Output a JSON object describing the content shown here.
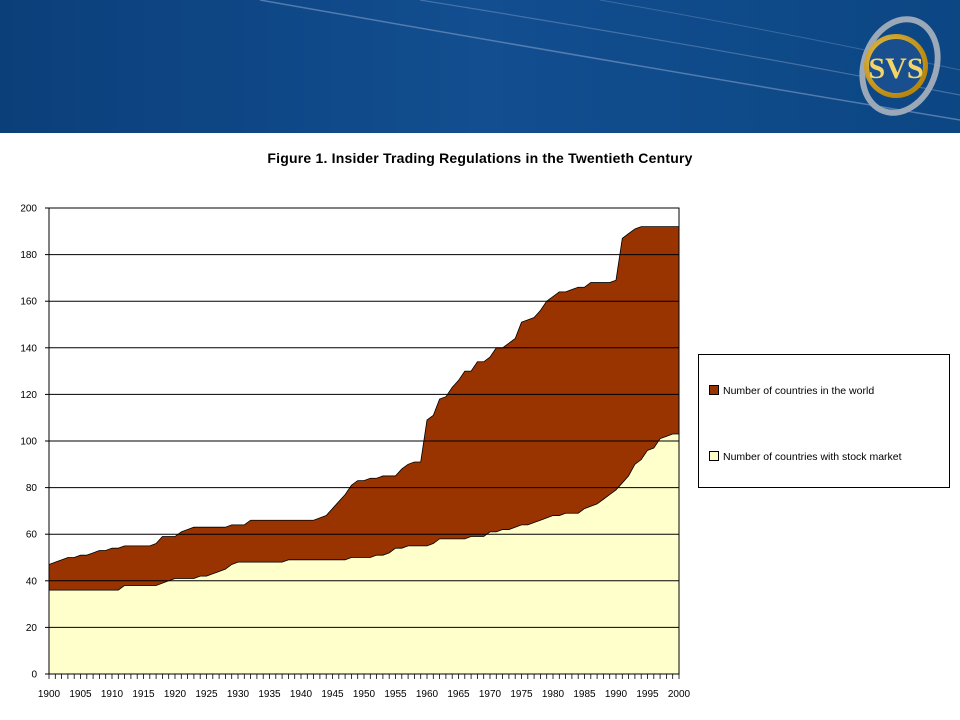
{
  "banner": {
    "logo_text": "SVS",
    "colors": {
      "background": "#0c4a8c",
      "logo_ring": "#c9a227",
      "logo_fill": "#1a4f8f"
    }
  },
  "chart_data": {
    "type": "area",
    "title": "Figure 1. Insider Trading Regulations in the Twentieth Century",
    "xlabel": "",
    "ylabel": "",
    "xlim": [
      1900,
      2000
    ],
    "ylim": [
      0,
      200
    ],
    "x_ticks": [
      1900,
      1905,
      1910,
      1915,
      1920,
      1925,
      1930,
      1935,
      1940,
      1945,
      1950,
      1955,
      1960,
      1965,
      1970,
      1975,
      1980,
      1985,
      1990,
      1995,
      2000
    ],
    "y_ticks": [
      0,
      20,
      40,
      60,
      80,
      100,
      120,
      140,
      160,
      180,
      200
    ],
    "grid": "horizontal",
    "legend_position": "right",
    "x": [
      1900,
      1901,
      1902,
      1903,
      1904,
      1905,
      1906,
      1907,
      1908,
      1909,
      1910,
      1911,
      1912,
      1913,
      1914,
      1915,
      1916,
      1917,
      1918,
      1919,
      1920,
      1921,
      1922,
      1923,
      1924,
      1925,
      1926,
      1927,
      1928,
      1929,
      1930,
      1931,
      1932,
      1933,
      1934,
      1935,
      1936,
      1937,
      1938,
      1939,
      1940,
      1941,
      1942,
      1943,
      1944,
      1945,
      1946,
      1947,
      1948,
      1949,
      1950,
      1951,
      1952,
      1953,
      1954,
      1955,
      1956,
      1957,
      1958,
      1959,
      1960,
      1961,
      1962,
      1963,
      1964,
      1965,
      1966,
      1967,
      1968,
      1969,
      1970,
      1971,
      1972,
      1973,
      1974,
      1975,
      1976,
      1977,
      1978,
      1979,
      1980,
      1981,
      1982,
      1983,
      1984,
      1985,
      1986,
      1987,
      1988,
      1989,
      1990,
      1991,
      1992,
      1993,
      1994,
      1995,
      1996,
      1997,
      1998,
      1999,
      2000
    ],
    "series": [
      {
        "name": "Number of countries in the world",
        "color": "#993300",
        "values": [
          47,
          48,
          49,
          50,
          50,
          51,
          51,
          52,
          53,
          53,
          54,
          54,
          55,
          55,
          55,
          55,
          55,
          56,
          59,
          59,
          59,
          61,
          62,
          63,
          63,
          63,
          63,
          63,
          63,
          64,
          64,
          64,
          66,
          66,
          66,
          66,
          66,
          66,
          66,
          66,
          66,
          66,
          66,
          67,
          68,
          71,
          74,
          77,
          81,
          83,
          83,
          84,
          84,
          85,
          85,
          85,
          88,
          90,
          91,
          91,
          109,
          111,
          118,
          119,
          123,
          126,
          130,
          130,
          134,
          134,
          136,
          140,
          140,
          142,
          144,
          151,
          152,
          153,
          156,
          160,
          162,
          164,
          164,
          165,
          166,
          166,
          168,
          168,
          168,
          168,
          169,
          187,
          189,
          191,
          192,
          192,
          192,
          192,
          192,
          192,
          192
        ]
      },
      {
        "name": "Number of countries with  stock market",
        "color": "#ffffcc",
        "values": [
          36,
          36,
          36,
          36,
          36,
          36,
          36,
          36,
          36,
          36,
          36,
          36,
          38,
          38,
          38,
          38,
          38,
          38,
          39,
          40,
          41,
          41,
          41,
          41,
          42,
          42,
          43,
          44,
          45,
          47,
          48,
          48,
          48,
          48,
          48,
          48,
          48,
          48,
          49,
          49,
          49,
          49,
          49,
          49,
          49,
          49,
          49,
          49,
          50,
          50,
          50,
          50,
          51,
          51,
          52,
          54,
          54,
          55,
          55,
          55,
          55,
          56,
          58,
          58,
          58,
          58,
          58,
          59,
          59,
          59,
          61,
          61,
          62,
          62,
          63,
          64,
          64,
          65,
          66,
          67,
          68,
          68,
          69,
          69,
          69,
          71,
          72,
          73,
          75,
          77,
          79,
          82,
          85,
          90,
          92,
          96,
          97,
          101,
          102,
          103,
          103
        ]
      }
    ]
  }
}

# # #

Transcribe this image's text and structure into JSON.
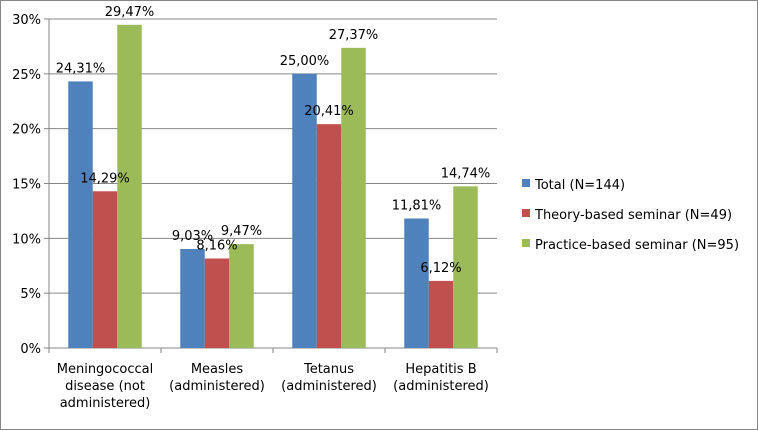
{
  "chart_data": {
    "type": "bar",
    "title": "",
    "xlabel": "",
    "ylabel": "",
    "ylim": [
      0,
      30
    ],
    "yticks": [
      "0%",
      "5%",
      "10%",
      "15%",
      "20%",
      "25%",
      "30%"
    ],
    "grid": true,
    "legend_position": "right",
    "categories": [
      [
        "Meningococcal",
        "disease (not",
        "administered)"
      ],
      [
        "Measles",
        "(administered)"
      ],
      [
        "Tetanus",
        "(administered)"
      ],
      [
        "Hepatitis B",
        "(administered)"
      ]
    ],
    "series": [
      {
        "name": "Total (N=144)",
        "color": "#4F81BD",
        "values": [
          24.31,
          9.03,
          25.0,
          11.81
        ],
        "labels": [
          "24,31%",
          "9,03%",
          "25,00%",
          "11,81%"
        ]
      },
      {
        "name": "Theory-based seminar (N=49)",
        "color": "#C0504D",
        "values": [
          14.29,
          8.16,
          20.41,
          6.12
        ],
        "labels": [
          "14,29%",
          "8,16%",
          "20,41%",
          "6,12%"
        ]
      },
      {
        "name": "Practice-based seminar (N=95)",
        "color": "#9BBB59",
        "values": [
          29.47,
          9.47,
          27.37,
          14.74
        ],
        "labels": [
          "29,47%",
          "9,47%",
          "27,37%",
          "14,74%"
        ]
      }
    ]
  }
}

# # #

◆ **EXERCISE INSTRUCTIONS**:
Make a list of all lines in the data that contain "countries".

◆ **RESPONSE**:
        "name": "Number of countries in the world",
        "name": "Number of countries with  stock market",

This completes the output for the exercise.